■ Instructions to follow
Wherever the word "средств" appears in the entries, copy the whole line.

■ Provided material
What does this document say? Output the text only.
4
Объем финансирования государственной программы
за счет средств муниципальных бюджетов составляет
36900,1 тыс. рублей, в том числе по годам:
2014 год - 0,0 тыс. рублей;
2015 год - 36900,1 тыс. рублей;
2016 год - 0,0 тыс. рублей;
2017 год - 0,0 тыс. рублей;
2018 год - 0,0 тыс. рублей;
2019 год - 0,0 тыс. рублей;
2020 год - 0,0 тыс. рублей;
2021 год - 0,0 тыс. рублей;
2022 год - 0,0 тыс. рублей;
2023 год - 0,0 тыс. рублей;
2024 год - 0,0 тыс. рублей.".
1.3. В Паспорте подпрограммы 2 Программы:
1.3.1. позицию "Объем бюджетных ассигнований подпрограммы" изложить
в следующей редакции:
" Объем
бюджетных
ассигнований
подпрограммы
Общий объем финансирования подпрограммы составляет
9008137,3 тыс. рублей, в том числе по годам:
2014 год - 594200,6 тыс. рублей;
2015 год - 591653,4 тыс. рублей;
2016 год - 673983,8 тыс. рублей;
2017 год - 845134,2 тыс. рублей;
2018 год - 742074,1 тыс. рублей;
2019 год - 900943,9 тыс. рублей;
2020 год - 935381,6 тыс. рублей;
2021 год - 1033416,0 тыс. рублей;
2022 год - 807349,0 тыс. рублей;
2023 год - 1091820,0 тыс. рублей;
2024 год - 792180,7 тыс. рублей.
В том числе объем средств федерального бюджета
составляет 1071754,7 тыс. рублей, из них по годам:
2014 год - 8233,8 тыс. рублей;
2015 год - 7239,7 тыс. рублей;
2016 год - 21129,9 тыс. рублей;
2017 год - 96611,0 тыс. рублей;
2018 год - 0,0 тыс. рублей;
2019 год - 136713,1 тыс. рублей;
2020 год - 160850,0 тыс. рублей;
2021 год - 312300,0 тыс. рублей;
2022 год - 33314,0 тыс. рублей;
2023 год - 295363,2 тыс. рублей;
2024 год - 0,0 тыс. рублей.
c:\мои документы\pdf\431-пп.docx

■ Expected answer
за счет средств муниципальных бюджетов составляет
В том числе объем средств федерального бюджета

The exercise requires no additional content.